■ Work required
Every entry below should be repeated exactly; the pictures should not.

───── Data to use

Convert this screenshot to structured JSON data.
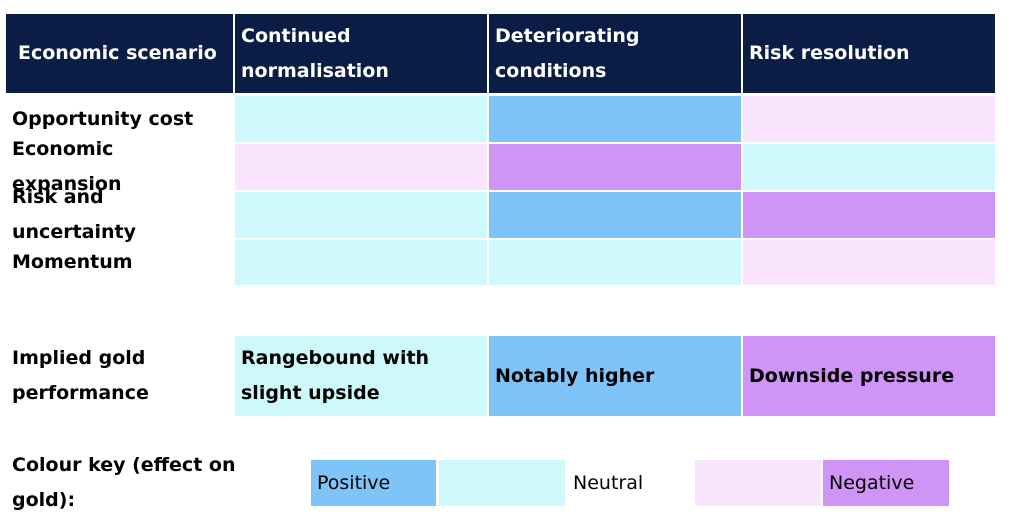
{
  "colors": {
    "header_bg": "#0b1d45",
    "strong_positive": "#7fc4f8",
    "weak_positive": "#cdf9fd",
    "weak_negative": "#f8e4fc",
    "strong_negative": "#d093f6"
  },
  "header": {
    "row_label": "Economic scenario",
    "columns": [
      "Continued normalisation",
      "Deteriorating conditions",
      "Risk resolution"
    ]
  },
  "rows": [
    {
      "label": "Opportunity cost",
      "effects": [
        "weak_positive",
        "strong_positive",
        "weak_negative"
      ]
    },
    {
      "label": "Economic expansion",
      "effects": [
        "weak_negative",
        "strong_negative",
        "weak_positive"
      ]
    },
    {
      "label": "Risk and uncertainty",
      "effects": [
        "weak_positive",
        "strong_positive",
        "strong_negative"
      ]
    },
    {
      "label": "Momentum",
      "effects": [
        "weak_positive",
        "weak_positive",
        "weak_negative"
      ]
    }
  ],
  "implied": {
    "label": "Implied gold performance",
    "values": [
      {
        "text": "Rangebound with slight upside",
        "effect": "weak_positive"
      },
      {
        "text": "Notably higher",
        "effect": "strong_positive"
      },
      {
        "text": "Downside pressure",
        "effect": "strong_negative"
      }
    ]
  },
  "key": {
    "label": "Colour key (effect on gold):",
    "positive": "Positive",
    "neutral": "Neutral",
    "negative": "Negative"
  }
}
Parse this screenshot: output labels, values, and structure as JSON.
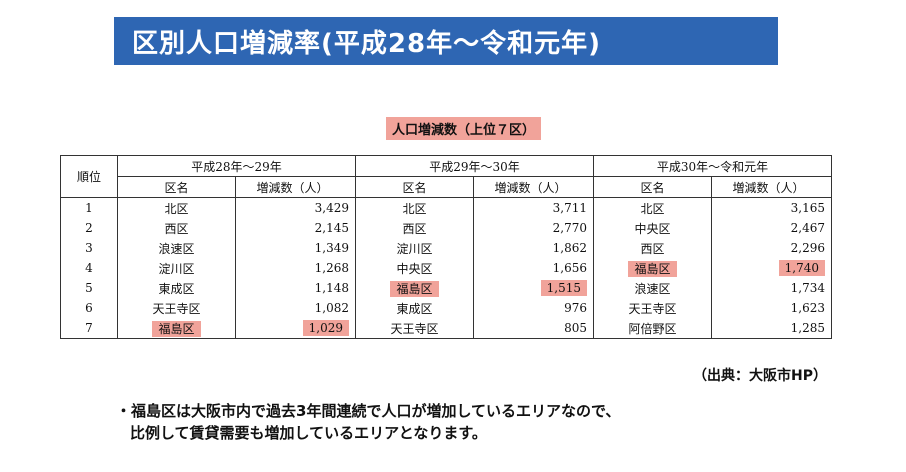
{
  "title": "区別人口増減率(平成28年～令和元年)",
  "table_caption": "人口増減数（上位７区）",
  "table": {
    "rank_header": "順位",
    "periods": [
      {
        "label": "平成28年～29年",
        "ward_header": "区名",
        "value_header": "増減数（人）"
      },
      {
        "label": "平成29年～30年",
        "ward_header": "区名",
        "value_header": "増減数（人）"
      },
      {
        "label": "平成30年～令和元年",
        "ward_header": "区名",
        "value_header": "増減数（人）"
      }
    ],
    "rows": [
      {
        "rank": "1",
        "c1_ward": "北区",
        "c1_val": "3,429",
        "c2_ward": "北区",
        "c2_val": "3,711",
        "c3_ward": "北区",
        "c3_val": "3,165"
      },
      {
        "rank": "2",
        "c1_ward": "西区",
        "c1_val": "2,145",
        "c2_ward": "西区",
        "c2_val": "2,770",
        "c3_ward": "中央区",
        "c3_val": "2,467"
      },
      {
        "rank": "3",
        "c1_ward": "浪速区",
        "c1_val": "1,349",
        "c2_ward": "淀川区",
        "c2_val": "1,862",
        "c3_ward": "西区",
        "c3_val": "2,296"
      },
      {
        "rank": "4",
        "c1_ward": "淀川区",
        "c1_val": "1,268",
        "c2_ward": "中央区",
        "c2_val": "1,656",
        "c3_ward": "福島区",
        "c3_val": "1,740"
      },
      {
        "rank": "5",
        "c1_ward": "東成区",
        "c1_val": "1,148",
        "c2_ward": "福島区",
        "c2_val": "1,515",
        "c3_ward": "浪速区",
        "c3_val": "1,734"
      },
      {
        "rank": "6",
        "c1_ward": "天王寺区",
        "c1_val": "1,082",
        "c2_ward": "東成区",
        "c2_val": "976",
        "c3_ward": "天王寺区",
        "c3_val": "1,623"
      },
      {
        "rank": "7",
        "c1_ward": "福島区",
        "c1_val": "1,029",
        "c2_ward": "天王寺区",
        "c2_val": "805",
        "c3_ward": "阿倍野区",
        "c3_val": "1,285"
      }
    ],
    "highlight_color": "#f1a39a"
  },
  "source": "（出典：大阪市HP）",
  "note_line1": "・福島区は大阪市内で過去3年間連続で人口が増加しているエリアなので、",
  "note_line2": "比例して賃貸需要も増加しているエリアとなります。",
  "colors": {
    "banner": "#2e66b3",
    "banner_text": "#ffffff"
  }
}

──────────

■ Output below
Convert this screenshot to structured JSON data.
{
  "colors": {
    "header_bg": "#0b1d45",
    "strong_positive": "#7fc4f8",
    "weak_positive": "#cdf9fd",
    "weak_negative": "#f8e4fc",
    "strong_negative": "#d093f6"
  },
  "header": {
    "row_label": "Economic scenario",
    "columns": [
      "Continued normalisation",
      "Deteriorating conditions",
      "Risk resolution"
    ]
  },
  "rows": [
    {
      "label": "Opportunity cost",
      "effects": [
        "weak_positive",
        "strong_positive",
        "weak_negative"
      ]
    },
    {
      "label": "Economic expansion",
      "effects": [
        "weak_negative",
        "strong_negative",
        "weak_positive"
      ]
    },
    {
      "label": "Risk and uncertainty",
      "effects": [
        "weak_positive",
        "strong_positive",
        "strong_negative"
      ]
    },
    {
      "label": "Momentum",
      "effects": [
        "weak_positive",
        "weak_positive",
        "weak_negative"
      ]
    }
  ],
  "implied": {
    "label": "Implied gold performance",
    "values": [
      {
        "text": "Rangebound with slight upside",
        "effect": "weak_positive"
      },
      {
        "text": "Notably higher",
        "effect": "strong_positive"
      },
      {
        "text": "Downside pressure",
        "effect": "strong_negative"
      }
    ]
  },
  "key": {
    "label": "Colour key (effect on gold):",
    "positive": "Positive",
    "neutral": "Neutral",
    "negative": "Negative"
  }
}
Parse this screenshot: output labels, values, and structure as JSON.
{
  "title": "区別人口増減率(平成28年～令和元年)",
  "table_caption": "人口増減数（上位７区）",
  "table": {
    "rank_header": "順位",
    "periods": [
      {
        "label": "平成28年～29年",
        "ward_header": "区名",
        "value_header": "増減数（人）"
      },
      {
        "label": "平成29年～30年",
        "ward_header": "区名",
        "value_header": "増減数（人）"
      },
      {
        "label": "平成30年～令和元年",
        "ward_header": "区名",
        "value_header": "増減数（人）"
      }
    ],
    "rows": [
      {
        "rank": "1",
        "c1_ward": "北区",
        "c1_val": "3,429",
        "c2_ward": "北区",
        "c2_val": "3,711",
        "c3_ward": "北区",
        "c3_val": "3,165"
      },
      {
        "rank": "2",
        "c1_ward": "西区",
        "c1_val": "2,145",
        "c2_ward": "西区",
        "c2_val": "2,770",
        "c3_ward": "中央区",
        "c3_val": "2,467"
      },
      {
        "rank": "3",
        "c1_ward": "浪速区",
        "c1_val": "1,349",
        "c2_ward": "淀川区",
        "c2_val": "1,862",
        "c3_ward": "西区",
        "c3_val": "2,296"
      },
      {
        "rank": "4",
        "c1_ward": "淀川区",
        "c1_val": "1,268",
        "c2_ward": "中央区",
        "c2_val": "1,656",
        "c3_ward": "福島区",
        "c3_val": "1,740"
      },
      {
        "rank": "5",
        "c1_ward": "東成区",
        "c1_val": "1,148",
        "c2_ward": "福島区",
        "c2_val": "1,515",
        "c3_ward": "浪速区",
        "c3_val": "1,734"
      },
      {
        "rank": "6",
        "c1_ward": "天王寺区",
        "c1_val": "1,082",
        "c2_ward": "東成区",
        "c2_val": "976",
        "c3_ward": "天王寺区",
        "c3_val": "1,623"
      },
      {
        "rank": "7",
        "c1_ward": "福島区",
        "c1_val": "1,029",
        "c2_ward": "天王寺区",
        "c2_val": "805",
        "c3_ward": "阿倍野区",
        "c3_val": "1,285"
      }
    ],
    "highlight_color": "#f1a39a"
  },
  "source": "（出典：大阪市HP）",
  "note_line1": "・福島区は大阪市内で過去3年間連続で人口が増加しているエリアなので、",
  "note_line2": "比例して賃貸需要も増加しているエリアとなります。",
  "colors": {
    "banner": "#2e66b3",
    "banner_text": "#ffffff"
  }
}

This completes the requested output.